Stored entries:
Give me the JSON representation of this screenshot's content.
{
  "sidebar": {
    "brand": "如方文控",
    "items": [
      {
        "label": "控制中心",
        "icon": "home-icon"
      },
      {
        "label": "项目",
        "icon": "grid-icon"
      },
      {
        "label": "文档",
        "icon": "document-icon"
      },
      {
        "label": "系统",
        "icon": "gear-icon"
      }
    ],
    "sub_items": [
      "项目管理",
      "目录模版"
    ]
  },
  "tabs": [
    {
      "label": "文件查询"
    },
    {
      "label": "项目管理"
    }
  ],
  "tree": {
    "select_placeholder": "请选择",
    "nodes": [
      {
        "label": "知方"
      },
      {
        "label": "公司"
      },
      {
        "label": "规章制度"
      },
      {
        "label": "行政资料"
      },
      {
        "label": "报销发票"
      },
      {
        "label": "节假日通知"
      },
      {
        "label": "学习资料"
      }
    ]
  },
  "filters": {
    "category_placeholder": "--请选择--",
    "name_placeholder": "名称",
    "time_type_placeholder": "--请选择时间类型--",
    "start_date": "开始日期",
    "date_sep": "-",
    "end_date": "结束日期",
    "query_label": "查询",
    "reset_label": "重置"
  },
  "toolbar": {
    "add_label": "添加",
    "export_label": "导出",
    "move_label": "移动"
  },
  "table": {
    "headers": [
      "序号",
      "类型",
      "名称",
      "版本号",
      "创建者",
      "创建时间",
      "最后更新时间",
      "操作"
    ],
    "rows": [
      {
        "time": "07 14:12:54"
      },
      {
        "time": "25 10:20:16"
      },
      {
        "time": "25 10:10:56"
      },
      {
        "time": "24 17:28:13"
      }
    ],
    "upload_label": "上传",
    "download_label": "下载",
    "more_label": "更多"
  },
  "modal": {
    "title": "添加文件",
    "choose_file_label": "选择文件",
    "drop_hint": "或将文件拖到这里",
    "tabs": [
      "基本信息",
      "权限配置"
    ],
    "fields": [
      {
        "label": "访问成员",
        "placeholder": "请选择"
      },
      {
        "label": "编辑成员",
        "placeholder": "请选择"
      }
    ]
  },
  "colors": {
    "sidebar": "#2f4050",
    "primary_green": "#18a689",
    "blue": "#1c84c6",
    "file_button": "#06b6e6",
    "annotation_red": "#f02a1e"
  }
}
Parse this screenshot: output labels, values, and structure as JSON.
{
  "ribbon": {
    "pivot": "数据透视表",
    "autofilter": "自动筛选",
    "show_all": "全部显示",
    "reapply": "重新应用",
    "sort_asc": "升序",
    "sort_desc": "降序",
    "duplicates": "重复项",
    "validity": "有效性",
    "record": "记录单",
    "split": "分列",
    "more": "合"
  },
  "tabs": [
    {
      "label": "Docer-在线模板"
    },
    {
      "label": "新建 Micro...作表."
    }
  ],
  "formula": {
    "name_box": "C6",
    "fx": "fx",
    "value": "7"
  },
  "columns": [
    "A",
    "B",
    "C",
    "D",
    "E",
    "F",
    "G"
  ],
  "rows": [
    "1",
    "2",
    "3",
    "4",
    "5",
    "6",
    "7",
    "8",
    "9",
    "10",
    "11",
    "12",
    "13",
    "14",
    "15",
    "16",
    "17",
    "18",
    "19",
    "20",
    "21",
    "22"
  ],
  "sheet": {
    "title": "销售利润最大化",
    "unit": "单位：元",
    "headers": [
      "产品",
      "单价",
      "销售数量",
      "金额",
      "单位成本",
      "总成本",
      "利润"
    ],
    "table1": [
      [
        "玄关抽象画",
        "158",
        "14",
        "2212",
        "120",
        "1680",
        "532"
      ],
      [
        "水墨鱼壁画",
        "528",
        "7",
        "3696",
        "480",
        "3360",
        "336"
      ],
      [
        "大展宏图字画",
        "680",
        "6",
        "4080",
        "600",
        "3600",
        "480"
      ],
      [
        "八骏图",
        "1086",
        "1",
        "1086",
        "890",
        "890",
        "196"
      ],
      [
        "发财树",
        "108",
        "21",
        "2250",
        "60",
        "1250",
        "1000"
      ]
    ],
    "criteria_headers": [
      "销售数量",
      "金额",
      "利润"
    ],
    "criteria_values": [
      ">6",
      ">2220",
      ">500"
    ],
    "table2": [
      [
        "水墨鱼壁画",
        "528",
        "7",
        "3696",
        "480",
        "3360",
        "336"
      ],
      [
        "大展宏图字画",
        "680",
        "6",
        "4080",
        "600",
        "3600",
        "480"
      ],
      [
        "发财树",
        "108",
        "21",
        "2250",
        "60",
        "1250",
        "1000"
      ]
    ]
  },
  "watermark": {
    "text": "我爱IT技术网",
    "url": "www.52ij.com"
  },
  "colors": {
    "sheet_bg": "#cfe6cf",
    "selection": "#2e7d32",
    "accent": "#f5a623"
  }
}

## Exercise aim:
Print out every entry, keeping each one exact.

## Result of the exercise:
Give me the JSON representation of this screenshot's content.
{
  "sidebar": {
    "brand": "如方文控",
    "items": [
      {
        "label": "控制中心",
        "icon": "home-icon"
      },
      {
        "label": "项目",
        "icon": "grid-icon"
      },
      {
        "label": "文档",
        "icon": "document-icon"
      },
      {
        "label": "系统",
        "icon": "gear-icon"
      }
    ],
    "sub_items": [
      "项目管理",
      "目录模版"
    ]
  },
  "tabs": [
    {
      "label": "文件查询"
    },
    {
      "label": "项目管理"
    }
  ],
  "tree": {
    "select_placeholder": "请选择",
    "nodes": [
      {
        "label": "知方"
      },
      {
        "label": "公司"
      },
      {
        "label": "规章制度"
      },
      {
        "label": "行政资料"
      },
      {
        "label": "报销发票"
      },
      {
        "label": "节假日通知"
      },
      {
        "label": "学习资料"
      }
    ]
  },
  "filters": {
    "category_placeholder": "--请选择--",
    "name_placeholder": "名称",
    "time_type_placeholder": "--请选择时间类型--",
    "start_date": "开始日期",
    "date_sep": "-",
    "end_date": "结束日期",
    "query_label": "查询",
    "reset_label": "重置"
  },
  "toolbar": {
    "add_label": "添加",
    "export_label": "导出",
    "move_label": "移动"
  },
  "table": {
    "headers": [
      "序号",
      "类型",
      "名称",
      "版本号",
      "创建者",
      "创建时间",
      "最后更新时间",
      "操作"
    ],
    "rows": [
      {
        "time": "07 14:12:54"
      },
      {
        "time": "25 10:20:16"
      },
      {
        "time": "25 10:10:56"
      },
      {
        "time": "24 17:28:13"
      }
    ],
    "upload_label": "上传",
    "download_label": "下载",
    "more_label": "更多"
  },
  "modal": {
    "title": "添加文件",
    "choose_file_label": "选择文件",
    "drop_hint": "或将文件拖到这里",
    "tabs": [
      "基本信息",
      "权限配置"
    ],
    "fields": [
      {
        "label": "访问成员",
        "placeholder": "请选择"
      },
      {
        "label": "编辑成员",
        "placeholder": "请选择"
      }
    ]
  },
  "colors": {
    "sidebar": "#2f4050",
    "primary_green": "#18a689",
    "blue": "#1c84c6",
    "file_button": "#06b6e6",
    "annotation_red": "#f02a1e"
  }
}
Parse this screenshot: output labels, values, and structure as JSON.
{
  "ribbon": {
    "pivot": "数据透视表",
    "autofilter": "自动筛选",
    "show_all": "全部显示",
    "reapply": "重新应用",
    "sort_asc": "升序",
    "sort_desc": "降序",
    "duplicates": "重复项",
    "validity": "有效性",
    "record": "记录单",
    "split": "分列",
    "more": "合"
  },
  "tabs": [
    {
      "label": "Docer-在线模板"
    },
    {
      "label": "新建 Micro...作表."
    }
  ],
  "formula": {
    "name_box": "C6",
    "fx": "fx",
    "value": "7"
  },
  "columns": [
    "A",
    "B",
    "C",
    "D",
    "E",
    "F",
    "G"
  ],
  "rows": [
    "1",
    "2",
    "3",
    "4",
    "5",
    "6",
    "7",
    "8",
    "9",
    "10",
    "11",
    "12",
    "13",
    "14",
    "15",
    "16",
    "17",
    "18",
    "19",
    "20",
    "21",
    "22"
  ],
  "sheet": {
    "title": "销售利润最大化",
    "unit": "单位：元",
    "headers": [
      "产品",
      "单价",
      "销售数量",
      "金额",
      "单位成本",
      "总成本",
      "利润"
    ],
    "table1": [
      [
        "玄关抽象画",
        "158",
        "14",
        "2212",
        "120",
        "1680",
        "532"
      ],
      [
        "水墨鱼壁画",
        "528",
        "7",
        "3696",
        "480",
        "3360",
        "336"
      ],
      [
        "大展宏图字画",
        "680",
        "6",
        "4080",
        "600",
        "3600",
        "480"
      ],
      [
        "八骏图",
        "1086",
        "1",
        "1086",
        "890",
        "890",
        "196"
      ],
      [
        "发财树",
        "108",
        "21",
        "2250",
        "60",
        "1250",
        "1000"
      ]
    ],
    "criteria_headers": [
      "销售数量",
      "金额",
      "利润"
    ],
    "criteria_values": [
      ">6",
      ">2220",
      ">500"
    ],
    "table2": [
      [
        "水墨鱼壁画",
        "528",
        "7",
        "3696",
        "480",
        "3360",
        "336"
      ],
      [
        "大展宏图字画",
        "680",
        "6",
        "4080",
        "600",
        "3600",
        "480"
      ],
      [
        "发财树",
        "108",
        "21",
        "2250",
        "60",
        "1250",
        "1000"
      ]
    ]
  },
  "watermark": {
    "text": "我爱IT技术网",
    "url": "www.52ij.com"
  },
  "colors": {
    "sheet_bg": "#cfe6cf",
    "selection": "#2e7d32",
    "accent": "#f5a623"
  }
}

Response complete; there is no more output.